> RECORD SET
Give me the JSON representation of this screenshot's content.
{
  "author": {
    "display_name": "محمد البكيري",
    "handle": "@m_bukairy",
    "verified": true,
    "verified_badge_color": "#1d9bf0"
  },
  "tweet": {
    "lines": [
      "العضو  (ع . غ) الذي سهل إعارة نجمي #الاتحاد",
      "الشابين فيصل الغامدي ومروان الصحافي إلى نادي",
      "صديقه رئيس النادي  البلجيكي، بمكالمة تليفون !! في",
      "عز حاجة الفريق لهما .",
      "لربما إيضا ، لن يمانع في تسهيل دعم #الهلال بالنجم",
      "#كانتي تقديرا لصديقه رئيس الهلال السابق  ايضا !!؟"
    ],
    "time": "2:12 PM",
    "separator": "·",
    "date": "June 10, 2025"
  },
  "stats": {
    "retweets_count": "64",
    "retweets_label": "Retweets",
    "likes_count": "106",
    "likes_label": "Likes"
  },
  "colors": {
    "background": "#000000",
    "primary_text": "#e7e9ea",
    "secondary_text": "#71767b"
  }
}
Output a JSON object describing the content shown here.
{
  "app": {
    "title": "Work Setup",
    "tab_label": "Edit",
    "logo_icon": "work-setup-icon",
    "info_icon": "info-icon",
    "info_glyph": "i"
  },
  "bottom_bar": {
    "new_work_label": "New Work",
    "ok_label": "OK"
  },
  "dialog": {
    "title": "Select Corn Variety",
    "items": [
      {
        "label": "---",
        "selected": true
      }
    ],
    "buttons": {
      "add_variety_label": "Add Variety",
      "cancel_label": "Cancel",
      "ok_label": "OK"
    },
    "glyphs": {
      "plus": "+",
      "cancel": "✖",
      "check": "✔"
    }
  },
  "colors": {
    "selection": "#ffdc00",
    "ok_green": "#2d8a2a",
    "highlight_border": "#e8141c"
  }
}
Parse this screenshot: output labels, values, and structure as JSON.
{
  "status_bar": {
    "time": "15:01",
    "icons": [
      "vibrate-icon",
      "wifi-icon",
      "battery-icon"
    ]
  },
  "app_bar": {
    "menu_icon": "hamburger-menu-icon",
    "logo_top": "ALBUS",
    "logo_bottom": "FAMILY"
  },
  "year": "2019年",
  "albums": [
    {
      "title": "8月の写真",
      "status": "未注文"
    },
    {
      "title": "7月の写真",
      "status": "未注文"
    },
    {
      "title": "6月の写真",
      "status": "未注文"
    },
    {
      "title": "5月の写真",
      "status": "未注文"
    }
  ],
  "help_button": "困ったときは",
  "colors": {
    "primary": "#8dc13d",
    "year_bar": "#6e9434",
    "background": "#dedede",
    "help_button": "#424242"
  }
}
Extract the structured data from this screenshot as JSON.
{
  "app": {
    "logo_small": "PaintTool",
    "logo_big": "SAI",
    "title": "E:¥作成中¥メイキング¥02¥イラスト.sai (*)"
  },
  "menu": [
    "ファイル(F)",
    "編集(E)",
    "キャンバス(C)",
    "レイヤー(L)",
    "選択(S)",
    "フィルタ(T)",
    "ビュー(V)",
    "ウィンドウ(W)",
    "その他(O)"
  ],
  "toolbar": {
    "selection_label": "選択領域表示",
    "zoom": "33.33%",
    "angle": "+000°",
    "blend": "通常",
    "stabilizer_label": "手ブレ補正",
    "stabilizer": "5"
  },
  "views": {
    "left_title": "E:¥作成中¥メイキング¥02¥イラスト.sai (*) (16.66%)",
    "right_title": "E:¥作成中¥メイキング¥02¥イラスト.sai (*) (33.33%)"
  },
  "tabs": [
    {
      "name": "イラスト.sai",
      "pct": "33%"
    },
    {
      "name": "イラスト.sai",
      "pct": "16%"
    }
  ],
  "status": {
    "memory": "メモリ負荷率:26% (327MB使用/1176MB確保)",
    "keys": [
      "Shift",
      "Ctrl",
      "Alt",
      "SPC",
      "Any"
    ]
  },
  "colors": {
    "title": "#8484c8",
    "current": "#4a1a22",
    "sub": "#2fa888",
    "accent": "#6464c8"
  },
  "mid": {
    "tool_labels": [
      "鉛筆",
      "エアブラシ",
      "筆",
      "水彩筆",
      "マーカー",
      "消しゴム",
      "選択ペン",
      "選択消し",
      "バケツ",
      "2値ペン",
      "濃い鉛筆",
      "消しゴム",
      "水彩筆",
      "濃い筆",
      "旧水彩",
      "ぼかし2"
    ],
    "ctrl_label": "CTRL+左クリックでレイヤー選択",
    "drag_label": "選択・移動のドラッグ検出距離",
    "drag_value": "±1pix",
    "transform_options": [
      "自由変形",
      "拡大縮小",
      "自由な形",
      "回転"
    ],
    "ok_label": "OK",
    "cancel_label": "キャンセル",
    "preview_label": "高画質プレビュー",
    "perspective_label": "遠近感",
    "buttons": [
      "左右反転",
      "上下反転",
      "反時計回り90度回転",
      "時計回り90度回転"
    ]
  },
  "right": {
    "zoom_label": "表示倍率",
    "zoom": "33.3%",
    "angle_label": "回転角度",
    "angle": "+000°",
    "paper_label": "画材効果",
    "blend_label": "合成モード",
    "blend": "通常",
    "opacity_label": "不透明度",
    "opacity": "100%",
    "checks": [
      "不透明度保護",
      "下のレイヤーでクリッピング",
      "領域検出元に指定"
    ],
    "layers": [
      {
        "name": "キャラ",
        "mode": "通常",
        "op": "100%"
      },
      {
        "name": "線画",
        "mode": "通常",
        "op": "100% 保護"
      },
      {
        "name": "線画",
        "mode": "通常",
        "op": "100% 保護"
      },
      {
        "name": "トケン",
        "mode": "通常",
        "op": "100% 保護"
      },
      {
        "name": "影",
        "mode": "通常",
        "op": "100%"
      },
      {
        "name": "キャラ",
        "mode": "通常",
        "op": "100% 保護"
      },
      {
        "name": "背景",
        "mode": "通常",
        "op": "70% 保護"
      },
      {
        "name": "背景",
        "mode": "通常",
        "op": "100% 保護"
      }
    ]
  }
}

> TASK
Retype every entry above, word for word.

> EXERCISE OUTPUT
Give me the JSON representation of this screenshot's content.
{
  "author": {
    "display_name": "محمد البكيري",
    "handle": "@m_bukairy",
    "verified": true,
    "verified_badge_color": "#1d9bf0"
  },
  "tweet": {
    "lines": [
      "العضو  (ع . غ) الذي سهل إعارة نجمي #الاتحاد",
      "الشابين فيصل الغامدي ومروان الصحافي إلى نادي",
      "صديقه رئيس النادي  البلجيكي، بمكالمة تليفون !! في",
      "عز حاجة الفريق لهما .",
      "لربما إيضا ، لن يمانع في تسهيل دعم #الهلال بالنجم",
      "#كانتي تقديرا لصديقه رئيس الهلال السابق  ايضا !!؟"
    ],
    "time": "2:12 PM",
    "separator": "·",
    "date": "June 10, 2025"
  },
  "stats": {
    "retweets_count": "64",
    "retweets_label": "Retweets",
    "likes_count": "106",
    "likes_label": "Likes"
  },
  "colors": {
    "background": "#000000",
    "primary_text": "#e7e9ea",
    "secondary_text": "#71767b"
  }
}
Output a JSON object describing the content shown here.
{
  "app": {
    "title": "Work Setup",
    "tab_label": "Edit",
    "logo_icon": "work-setup-icon",
    "info_icon": "info-icon",
    "info_glyph": "i"
  },
  "bottom_bar": {
    "new_work_label": "New Work",
    "ok_label": "OK"
  },
  "dialog": {
    "title": "Select Corn Variety",
    "items": [
      {
        "label": "---",
        "selected": true
      }
    ],
    "buttons": {
      "add_variety_label": "Add Variety",
      "cancel_label": "Cancel",
      "ok_label": "OK"
    },
    "glyphs": {
      "plus": "+",
      "cancel": "✖",
      "check": "✔"
    }
  },
  "colors": {
    "selection": "#ffdc00",
    "ok_green": "#2d8a2a",
    "highlight_border": "#e8141c"
  }
}
Parse this screenshot: output labels, values, and structure as JSON.
{
  "status_bar": {
    "time": "15:01",
    "icons": [
      "vibrate-icon",
      "wifi-icon",
      "battery-icon"
    ]
  },
  "app_bar": {
    "menu_icon": "hamburger-menu-icon",
    "logo_top": "ALBUS",
    "logo_bottom": "FAMILY"
  },
  "year": "2019年",
  "albums": [
    {
      "title": "8月の写真",
      "status": "未注文"
    },
    {
      "title": "7月の写真",
      "status": "未注文"
    },
    {
      "title": "6月の写真",
      "status": "未注文"
    },
    {
      "title": "5月の写真",
      "status": "未注文"
    }
  ],
  "help_button": "困ったときは",
  "colors": {
    "primary": "#8dc13d",
    "year_bar": "#6e9434",
    "background": "#dedede",
    "help_button": "#424242"
  }
}
Extract the structured data from this screenshot as JSON.
{
  "app": {
    "logo_small": "PaintTool",
    "logo_big": "SAI",
    "title": "E:¥作成中¥メイキング¥02¥イラスト.sai (*)"
  },
  "menu": [
    "ファイル(F)",
    "編集(E)",
    "キャンバス(C)",
    "レイヤー(L)",
    "選択(S)",
    "フィルタ(T)",
    "ビュー(V)",
    "ウィンドウ(W)",
    "その他(O)"
  ],
  "toolbar": {
    "selection_label": "選択領域表示",
    "zoom": "33.33%",
    "angle": "+000°",
    "blend": "通常",
    "stabilizer_label": "手ブレ補正",
    "stabilizer": "5"
  },
  "views": {
    "left_title": "E:¥作成中¥メイキング¥02¥イラスト.sai (*) (16.66%)",
    "right_title": "E:¥作成中¥メイキング¥02¥イラスト.sai (*) (33.33%)"
  },
  "tabs": [
    {
      "name": "イラスト.sai",
      "pct": "33%"
    },
    {
      "name": "イラスト.sai",
      "pct": "16%"
    }
  ],
  "status": {
    "memory": "メモリ負荷率:26% (327MB使用/1176MB確保)",
    "keys": [
      "Shift",
      "Ctrl",
      "Alt",
      "SPC",
      "Any"
    ]
  },
  "colors": {
    "title": "#8484c8",
    "current": "#4a1a22",
    "sub": "#2fa888",
    "accent": "#6464c8"
  },
  "mid": {
    "tool_labels": [
      "鉛筆",
      "エアブラシ",
      "筆",
      "水彩筆",
      "マーカー",
      "消しゴム",
      "選択ペン",
      "選択消し",
      "バケツ",
      "2値ペン",
      "濃い鉛筆",
      "消しゴム",
      "水彩筆",
      "濃い筆",
      "旧水彩",
      "ぼかし2"
    ],
    "ctrl_label": "CTRL+左クリックでレイヤー選択",
    "drag_label": "選択・移動のドラッグ検出距離",
    "drag_value": "±1pix",
    "transform_options": [
      "自由変形",
      "拡大縮小",
      "自由な形",
      "回転"
    ],
    "ok_label": "OK",
    "cancel_label": "キャンセル",
    "preview_label": "高画質プレビュー",
    "perspective_label": "遠近感",
    "buttons": [
      "左右反転",
      "上下反転",
      "反時計回り90度回転",
      "時計回り90度回転"
    ]
  },
  "right": {
    "zoom_label": "表示倍率",
    "zoom": "33.3%",
    "angle_label": "回転角度",
    "angle": "+000°",
    "paper_label": "画材効果",
    "blend_label": "合成モード",
    "blend": "通常",
    "opacity_label": "不透明度",
    "opacity": "100%",
    "checks": [
      "不透明度保護",
      "下のレイヤーでクリッピング",
      "領域検出元に指定"
    ],
    "layers": [
      {
        "name": "キャラ",
        "mode": "通常",
        "op": "100%"
      },
      {
        "name": "線画",
        "mode": "通常",
        "op": "100% 保護"
      },
      {
        "name": "線画",
        "mode": "通常",
        "op": "100% 保護"
      },
      {
        "name": "トケン",
        "mode": "通常",
        "op": "100% 保護"
      },
      {
        "name": "影",
        "mode": "通常",
        "op": "100%"
      },
      {
        "name": "キャラ",
        "mode": "通常",
        "op": "100% 保護"
      },
      {
        "name": "背景",
        "mode": "通常",
        "op": "70% 保護"
      },
      {
        "name": "背景",
        "mode": "通常",
        "op": "100% 保護"
      }
    ]
  }
}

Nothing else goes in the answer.